[TASK INSTRUCTIONS]: Reproduce the listing below verbatim.

>> START

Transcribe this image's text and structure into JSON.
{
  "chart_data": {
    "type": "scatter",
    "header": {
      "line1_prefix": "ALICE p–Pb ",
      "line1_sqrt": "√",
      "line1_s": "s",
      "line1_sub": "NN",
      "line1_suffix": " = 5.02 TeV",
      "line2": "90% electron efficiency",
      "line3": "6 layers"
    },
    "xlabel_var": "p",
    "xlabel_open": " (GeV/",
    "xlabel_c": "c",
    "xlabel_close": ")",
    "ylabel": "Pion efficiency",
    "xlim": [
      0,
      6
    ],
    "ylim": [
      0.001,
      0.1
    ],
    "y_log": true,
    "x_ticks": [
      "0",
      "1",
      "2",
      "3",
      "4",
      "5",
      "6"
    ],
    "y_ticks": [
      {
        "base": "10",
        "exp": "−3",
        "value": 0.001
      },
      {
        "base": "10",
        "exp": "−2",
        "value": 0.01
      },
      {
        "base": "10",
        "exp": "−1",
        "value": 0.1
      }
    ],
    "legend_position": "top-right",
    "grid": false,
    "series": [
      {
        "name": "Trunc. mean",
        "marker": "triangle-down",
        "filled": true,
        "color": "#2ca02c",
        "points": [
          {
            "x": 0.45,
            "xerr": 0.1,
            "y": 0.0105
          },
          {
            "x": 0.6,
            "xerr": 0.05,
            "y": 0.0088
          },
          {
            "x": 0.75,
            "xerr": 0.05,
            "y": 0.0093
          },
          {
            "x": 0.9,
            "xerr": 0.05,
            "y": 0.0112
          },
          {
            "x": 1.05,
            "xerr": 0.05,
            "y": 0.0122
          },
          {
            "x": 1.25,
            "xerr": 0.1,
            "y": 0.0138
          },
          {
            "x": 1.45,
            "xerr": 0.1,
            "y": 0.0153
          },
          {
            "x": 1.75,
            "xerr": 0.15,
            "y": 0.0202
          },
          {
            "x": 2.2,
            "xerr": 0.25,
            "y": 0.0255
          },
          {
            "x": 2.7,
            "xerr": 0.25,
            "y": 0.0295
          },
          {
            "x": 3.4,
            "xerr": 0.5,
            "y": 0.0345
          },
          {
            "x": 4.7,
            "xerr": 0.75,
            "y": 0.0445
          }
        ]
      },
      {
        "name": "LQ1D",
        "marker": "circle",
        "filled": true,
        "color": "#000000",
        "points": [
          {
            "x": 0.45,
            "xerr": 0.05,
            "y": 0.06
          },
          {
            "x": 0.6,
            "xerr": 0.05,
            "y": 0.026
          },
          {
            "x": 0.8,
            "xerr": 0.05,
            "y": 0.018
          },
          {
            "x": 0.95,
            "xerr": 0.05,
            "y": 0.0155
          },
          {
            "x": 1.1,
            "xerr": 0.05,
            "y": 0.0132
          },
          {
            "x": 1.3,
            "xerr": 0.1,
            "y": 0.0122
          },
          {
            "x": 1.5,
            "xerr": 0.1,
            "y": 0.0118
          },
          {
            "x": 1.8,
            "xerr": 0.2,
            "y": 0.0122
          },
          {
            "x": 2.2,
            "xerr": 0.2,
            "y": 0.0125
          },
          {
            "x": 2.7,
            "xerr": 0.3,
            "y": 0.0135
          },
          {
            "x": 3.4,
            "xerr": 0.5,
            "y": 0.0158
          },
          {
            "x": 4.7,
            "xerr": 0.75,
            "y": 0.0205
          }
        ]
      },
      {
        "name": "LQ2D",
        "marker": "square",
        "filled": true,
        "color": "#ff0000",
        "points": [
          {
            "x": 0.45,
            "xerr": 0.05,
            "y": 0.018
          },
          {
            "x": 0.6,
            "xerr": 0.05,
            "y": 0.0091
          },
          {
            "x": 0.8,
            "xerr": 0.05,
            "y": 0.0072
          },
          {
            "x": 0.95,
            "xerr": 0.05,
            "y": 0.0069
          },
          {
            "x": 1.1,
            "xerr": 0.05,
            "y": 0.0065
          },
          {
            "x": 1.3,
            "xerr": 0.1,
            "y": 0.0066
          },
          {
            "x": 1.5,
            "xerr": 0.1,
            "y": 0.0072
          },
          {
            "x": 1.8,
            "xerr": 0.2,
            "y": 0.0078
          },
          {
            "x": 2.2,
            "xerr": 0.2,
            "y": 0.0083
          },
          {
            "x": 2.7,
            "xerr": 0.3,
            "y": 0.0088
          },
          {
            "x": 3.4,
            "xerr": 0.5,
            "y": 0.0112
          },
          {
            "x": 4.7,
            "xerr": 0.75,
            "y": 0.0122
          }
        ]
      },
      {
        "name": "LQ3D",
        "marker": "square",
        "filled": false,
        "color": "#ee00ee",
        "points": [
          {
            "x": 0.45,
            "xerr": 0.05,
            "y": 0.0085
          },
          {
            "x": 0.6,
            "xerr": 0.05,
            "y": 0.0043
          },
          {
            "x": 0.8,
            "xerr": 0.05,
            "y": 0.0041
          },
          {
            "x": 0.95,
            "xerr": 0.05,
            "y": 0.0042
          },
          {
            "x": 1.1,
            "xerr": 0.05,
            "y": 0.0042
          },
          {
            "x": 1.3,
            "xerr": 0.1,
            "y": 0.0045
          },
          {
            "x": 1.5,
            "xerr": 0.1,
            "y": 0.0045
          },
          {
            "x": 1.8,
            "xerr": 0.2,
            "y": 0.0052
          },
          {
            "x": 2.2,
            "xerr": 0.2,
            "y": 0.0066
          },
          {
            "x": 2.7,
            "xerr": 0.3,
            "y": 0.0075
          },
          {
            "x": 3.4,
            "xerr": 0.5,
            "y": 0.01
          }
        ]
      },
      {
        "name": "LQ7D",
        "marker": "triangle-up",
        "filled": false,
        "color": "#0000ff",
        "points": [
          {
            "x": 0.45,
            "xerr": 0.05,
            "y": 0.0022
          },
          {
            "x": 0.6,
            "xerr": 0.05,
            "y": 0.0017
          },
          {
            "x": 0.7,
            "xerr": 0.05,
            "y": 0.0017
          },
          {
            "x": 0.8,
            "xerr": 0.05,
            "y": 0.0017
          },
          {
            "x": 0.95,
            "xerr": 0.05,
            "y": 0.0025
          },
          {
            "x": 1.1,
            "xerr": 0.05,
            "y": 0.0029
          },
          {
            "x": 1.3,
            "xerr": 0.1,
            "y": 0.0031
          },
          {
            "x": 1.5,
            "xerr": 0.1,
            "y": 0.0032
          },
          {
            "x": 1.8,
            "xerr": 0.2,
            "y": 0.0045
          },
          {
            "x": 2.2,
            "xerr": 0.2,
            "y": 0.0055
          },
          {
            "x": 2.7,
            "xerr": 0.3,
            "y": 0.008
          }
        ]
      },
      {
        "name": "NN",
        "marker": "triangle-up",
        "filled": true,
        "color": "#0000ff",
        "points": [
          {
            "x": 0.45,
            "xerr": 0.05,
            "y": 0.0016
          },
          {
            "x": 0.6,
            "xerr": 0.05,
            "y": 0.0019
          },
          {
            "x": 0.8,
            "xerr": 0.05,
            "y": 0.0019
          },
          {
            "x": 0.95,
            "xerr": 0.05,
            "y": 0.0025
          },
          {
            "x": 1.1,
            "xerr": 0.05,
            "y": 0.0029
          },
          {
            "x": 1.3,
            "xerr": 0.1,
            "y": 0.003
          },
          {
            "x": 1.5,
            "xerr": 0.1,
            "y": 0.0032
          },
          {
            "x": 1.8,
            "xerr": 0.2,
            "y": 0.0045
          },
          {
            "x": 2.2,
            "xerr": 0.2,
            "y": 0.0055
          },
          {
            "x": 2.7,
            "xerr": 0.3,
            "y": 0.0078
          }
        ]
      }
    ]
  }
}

>> END

[FULL SOLUTION]:
Transcribe this image's text and structure into JSON.
{
  "chart_data": {
    "type": "scatter",
    "header": {
      "line1_prefix": "ALICE p–Pb ",
      "line1_sqrt": "√",
      "line1_s": "s",
      "line1_sub": "NN",
      "line1_suffix": " = 5.02 TeV",
      "line2": "90% electron efficiency",
      "line3": "6 layers"
    },
    "xlabel_var": "p",
    "xlabel_open": " (GeV/",
    "xlabel_c": "c",
    "xlabel_close": ")",
    "ylabel": "Pion efficiency",
    "xlim": [
      0,
      6
    ],
    "ylim": [
      0.001,
      0.1
    ],
    "y_log": true,
    "x_ticks": [
      "0",
      "1",
      "2",
      "3",
      "4",
      "5",
      "6"
    ],
    "y_ticks": [
      {
        "base": "10",
        "exp": "−3",
        "value": 0.001
      },
      {
        "base": "10",
        "exp": "−2",
        "value": 0.01
      },
      {
        "base": "10",
        "exp": "−1",
        "value": 0.1
      }
    ],
    "legend_position": "top-right",
    "grid": false,
    "series": [
      {
        "name": "Trunc. mean",
        "marker": "triangle-down",
        "filled": true,
        "color": "#2ca02c",
        "points": [
          {
            "x": 0.45,
            "xerr": 0.1,
            "y": 0.0105
          },
          {
            "x": 0.6,
            "xerr": 0.05,
            "y": 0.0088
          },
          {
            "x": 0.75,
            "xerr": 0.05,
            "y": 0.0093
          },
          {
            "x": 0.9,
            "xerr": 0.05,
            "y": 0.0112
          },
          {
            "x": 1.05,
            "xerr": 0.05,
            "y": 0.0122
          },
          {
            "x": 1.25,
            "xerr": 0.1,
            "y": 0.0138
          },
          {
            "x": 1.45,
            "xerr": 0.1,
            "y": 0.0153
          },
          {
            "x": 1.75,
            "xerr": 0.15,
            "y": 0.0202
          },
          {
            "x": 2.2,
            "xerr": 0.25,
            "y": 0.0255
          },
          {
            "x": 2.7,
            "xerr": 0.25,
            "y": 0.0295
          },
          {
            "x": 3.4,
            "xerr": 0.5,
            "y": 0.0345
          },
          {
            "x": 4.7,
            "xerr": 0.75,
            "y": 0.0445
          }
        ]
      },
      {
        "name": "LQ1D",
        "marker": "circle",
        "filled": true,
        "color": "#000000",
        "points": [
          {
            "x": 0.45,
            "xerr": 0.05,
            "y": 0.06
          },
          {
            "x": 0.6,
            "xerr": 0.05,
            "y": 0.026
          },
          {
            "x": 0.8,
            "xerr": 0.05,
            "y": 0.018
          },
          {
            "x": 0.95,
            "xerr": 0.05,
            "y": 0.0155
          },
          {
            "x": 1.1,
            "xerr": 0.05,
            "y": 0.0132
          },
          {
            "x": 1.3,
            "xerr": 0.1,
            "y": 0.0122
          },
          {
            "x": 1.5,
            "xerr": 0.1,
            "y": 0.0118
          },
          {
            "x": 1.8,
            "xerr": 0.2,
            "y": 0.0122
          },
          {
            "x": 2.2,
            "xerr": 0.2,
            "y": 0.0125
          },
          {
            "x": 2.7,
            "xerr": 0.3,
            "y": 0.0135
          },
          {
            "x": 3.4,
            "xerr": 0.5,
            "y": 0.0158
          },
          {
            "x": 4.7,
            "xerr": 0.75,
            "y": 0.0205
          }
        ]
      },
      {
        "name": "LQ2D",
        "marker": "square",
        "filled": true,
        "color": "#ff0000",
        "points": [
          {
            "x": 0.45,
            "xerr": 0.05,
            "y": 0.018
          },
          {
            "x": 0.6,
            "xerr": 0.05,
            "y": 0.0091
          },
          {
            "x": 0.8,
            "xerr": 0.05,
            "y": 0.0072
          },
          {
            "x": 0.95,
            "xerr": 0.05,
            "y": 0.0069
          },
          {
            "x": 1.1,
            "xerr": 0.05,
            "y": 0.0065
          },
          {
            "x": 1.3,
            "xerr": 0.1,
            "y": 0.0066
          },
          {
            "x": 1.5,
            "xerr": 0.1,
            "y": 0.0072
          },
          {
            "x": 1.8,
            "xerr": 0.2,
            "y": 0.0078
          },
          {
            "x": 2.2,
            "xerr": 0.2,
            "y": 0.0083
          },
          {
            "x": 2.7,
            "xerr": 0.3,
            "y": 0.0088
          },
          {
            "x": 3.4,
            "xerr": 0.5,
            "y": 0.0112
          },
          {
            "x": 4.7,
            "xerr": 0.75,
            "y": 0.0122
          }
        ]
      },
      {
        "name": "LQ3D",
        "marker": "square",
        "filled": false,
        "color": "#ee00ee",
        "points": [
          {
            "x": 0.45,
            "xerr": 0.05,
            "y": 0.0085
          },
          {
            "x": 0.6,
            "xerr": 0.05,
            "y": 0.0043
          },
          {
            "x": 0.8,
            "xerr": 0.05,
            "y": 0.0041
          },
          {
            "x": 0.95,
            "xerr": 0.05,
            "y": 0.0042
          },
          {
            "x": 1.1,
            "xerr": 0.05,
            "y": 0.0042
          },
          {
            "x": 1.3,
            "xerr": 0.1,
            "y": 0.0045
          },
          {
            "x": 1.5,
            "xerr": 0.1,
            "y": 0.0045
          },
          {
            "x": 1.8,
            "xerr": 0.2,
            "y": 0.0052
          },
          {
            "x": 2.2,
            "xerr": 0.2,
            "y": 0.0066
          },
          {
            "x": 2.7,
            "xerr": 0.3,
            "y": 0.0075
          },
          {
            "x": 3.4,
            "xerr": 0.5,
            "y": 0.01
          }
        ]
      },
      {
        "name": "LQ7D",
        "marker": "triangle-up",
        "filled": false,
        "color": "#0000ff",
        "points": [
          {
            "x": 0.45,
            "xerr": 0.05,
            "y": 0.0022
          },
          {
            "x": 0.6,
            "xerr": 0.05,
            "y": 0.0017
          },
          {
            "x": 0.7,
            "xerr": 0.05,
            "y": 0.0017
          },
          {
            "x": 0.8,
            "xerr": 0.05,
            "y": 0.0017
          },
          {
            "x": 0.95,
            "xerr": 0.05,
            "y": 0.0025
          },
          {
            "x": 1.1,
            "xerr": 0.05,
            "y": 0.0029
          },
          {
            "x": 1.3,
            "xerr": 0.1,
            "y": 0.0031
          },
          {
            "x": 1.5,
            "xerr": 0.1,
            "y": 0.0032
          },
          {
            "x": 1.8,
            "xerr": 0.2,
            "y": 0.0045
          },
          {
            "x": 2.2,
            "xerr": 0.2,
            "y": 0.0055
          },
          {
            "x": 2.7,
            "xerr": 0.3,
            "y": 0.008
          }
        ]
      },
      {
        "name": "NN",
        "marker": "triangle-up",
        "filled": true,
        "color": "#0000ff",
        "points": [
          {
            "x": 0.45,
            "xerr": 0.05,
            "y": 0.0016
          },
          {
            "x": 0.6,
            "xerr": 0.05,
            "y": 0.0019
          },
          {
            "x": 0.8,
            "xerr": 0.05,
            "y": 0.0019
          },
          {
            "x": 0.95,
            "xerr": 0.05,
            "y": 0.0025
          },
          {
            "x": 1.1,
            "xerr": 0.05,
            "y": 0.0029
          },
          {
            "x": 1.3,
            "xerr": 0.1,
            "y": 0.003
          },
          {
            "x": 1.5,
            "xerr": 0.1,
            "y": 0.0032
          },
          {
            "x": 1.8,
            "xerr": 0.2,
            "y": 0.0045
          },
          {
            "x": 2.2,
            "xerr": 0.2,
            "y": 0.0055
          },
          {
            "x": 2.7,
            "xerr": 0.3,
            "y": 0.0078
          }
        ]
      }
    ]
  }
}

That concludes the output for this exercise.